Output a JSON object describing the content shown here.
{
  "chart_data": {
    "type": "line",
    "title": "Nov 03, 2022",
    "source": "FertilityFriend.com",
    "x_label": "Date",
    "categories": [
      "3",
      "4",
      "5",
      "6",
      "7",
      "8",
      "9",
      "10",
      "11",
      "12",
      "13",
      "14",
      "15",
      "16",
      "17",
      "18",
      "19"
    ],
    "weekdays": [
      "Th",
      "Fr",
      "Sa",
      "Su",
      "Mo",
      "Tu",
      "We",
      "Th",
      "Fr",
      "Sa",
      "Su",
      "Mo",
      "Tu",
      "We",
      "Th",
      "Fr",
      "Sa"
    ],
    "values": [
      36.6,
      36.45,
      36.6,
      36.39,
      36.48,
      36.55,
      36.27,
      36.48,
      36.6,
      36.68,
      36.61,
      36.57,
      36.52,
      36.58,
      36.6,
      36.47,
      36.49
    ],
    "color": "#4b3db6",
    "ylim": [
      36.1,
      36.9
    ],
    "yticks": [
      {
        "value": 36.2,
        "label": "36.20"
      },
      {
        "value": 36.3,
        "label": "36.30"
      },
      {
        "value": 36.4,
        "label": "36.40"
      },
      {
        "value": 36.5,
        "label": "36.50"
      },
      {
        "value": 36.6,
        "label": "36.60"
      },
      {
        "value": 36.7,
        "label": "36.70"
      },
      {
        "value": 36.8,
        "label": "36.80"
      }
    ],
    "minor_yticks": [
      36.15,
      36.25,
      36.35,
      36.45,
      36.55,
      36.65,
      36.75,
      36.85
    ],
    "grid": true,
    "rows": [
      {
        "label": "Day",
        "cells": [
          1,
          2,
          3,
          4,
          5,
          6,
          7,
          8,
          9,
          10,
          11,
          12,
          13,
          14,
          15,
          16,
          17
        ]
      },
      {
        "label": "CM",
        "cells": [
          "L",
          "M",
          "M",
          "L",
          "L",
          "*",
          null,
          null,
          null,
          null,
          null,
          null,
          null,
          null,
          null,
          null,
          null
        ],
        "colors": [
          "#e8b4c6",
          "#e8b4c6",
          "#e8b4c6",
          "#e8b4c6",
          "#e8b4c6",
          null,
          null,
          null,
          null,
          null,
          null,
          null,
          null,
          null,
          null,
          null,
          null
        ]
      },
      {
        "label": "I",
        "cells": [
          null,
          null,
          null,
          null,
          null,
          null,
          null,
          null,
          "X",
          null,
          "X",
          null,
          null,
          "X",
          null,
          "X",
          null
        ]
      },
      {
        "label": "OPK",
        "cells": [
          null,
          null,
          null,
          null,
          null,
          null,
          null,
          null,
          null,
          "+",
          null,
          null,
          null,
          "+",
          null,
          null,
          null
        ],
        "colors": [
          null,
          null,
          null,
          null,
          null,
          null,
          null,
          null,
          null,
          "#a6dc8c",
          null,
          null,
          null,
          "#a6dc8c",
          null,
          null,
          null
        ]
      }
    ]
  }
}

_ _ _ _ _ _ _

● What the task asks
Emit the full listing verbatim.

● Full output
Output a JSON object describing the content shown here.
{
  "chart_data": {
    "type": "line",
    "title": "Nov 03, 2022",
    "source": "FertilityFriend.com",
    "x_label": "Date",
    "categories": [
      "3",
      "4",
      "5",
      "6",
      "7",
      "8",
      "9",
      "10",
      "11",
      "12",
      "13",
      "14",
      "15",
      "16",
      "17",
      "18",
      "19"
    ],
    "weekdays": [
      "Th",
      "Fr",
      "Sa",
      "Su",
      "Mo",
      "Tu",
      "We",
      "Th",
      "Fr",
      "Sa",
      "Su",
      "Mo",
      "Tu",
      "We",
      "Th",
      "Fr",
      "Sa"
    ],
    "values": [
      36.6,
      36.45,
      36.6,
      36.39,
      36.48,
      36.55,
      36.27,
      36.48,
      36.6,
      36.68,
      36.61,
      36.57,
      36.52,
      36.58,
      36.6,
      36.47,
      36.49
    ],
    "color": "#4b3db6",
    "ylim": [
      36.1,
      36.9
    ],
    "yticks": [
      {
        "value": 36.2,
        "label": "36.20"
      },
      {
        "value": 36.3,
        "label": "36.30"
      },
      {
        "value": 36.4,
        "label": "36.40"
      },
      {
        "value": 36.5,
        "label": "36.50"
      },
      {
        "value": 36.6,
        "label": "36.60"
      },
      {
        "value": 36.7,
        "label": "36.70"
      },
      {
        "value": 36.8,
        "label": "36.80"
      }
    ],
    "minor_yticks": [
      36.15,
      36.25,
      36.35,
      36.45,
      36.55,
      36.65,
      36.75,
      36.85
    ],
    "grid": true,
    "rows": [
      {
        "label": "Day",
        "cells": [
          1,
          2,
          3,
          4,
          5,
          6,
          7,
          8,
          9,
          10,
          11,
          12,
          13,
          14,
          15,
          16,
          17
        ]
      },
      {
        "label": "CM",
        "cells": [
          "L",
          "M",
          "M",
          "L",
          "L",
          "*",
          null,
          null,
          null,
          null,
          null,
          null,
          null,
          null,
          null,
          null,
          null
        ],
        "colors": [
          "#e8b4c6",
          "#e8b4c6",
          "#e8b4c6",
          "#e8b4c6",
          "#e8b4c6",
          null,
          null,
          null,
          null,
          null,
          null,
          null,
          null,
          null,
          null,
          null,
          null
        ]
      },
      {
        "label": "I",
        "cells": [
          null,
          null,
          null,
          null,
          null,
          null,
          null,
          null,
          "X",
          null,
          "X",
          null,
          null,
          "X",
          null,
          "X",
          null
        ]
      },
      {
        "label": "OPK",
        "cells": [
          null,
          null,
          null,
          null,
          null,
          null,
          null,
          null,
          null,
          "+",
          null,
          null,
          null,
          "+",
          null,
          null,
          null
        ],
        "colors": [
          null,
          null,
          null,
          null,
          null,
          null,
          null,
          null,
          null,
          "#a6dc8c",
          null,
          null,
          null,
          "#a6dc8c",
          null,
          null,
          null
        ]
      }
    ]
  }
}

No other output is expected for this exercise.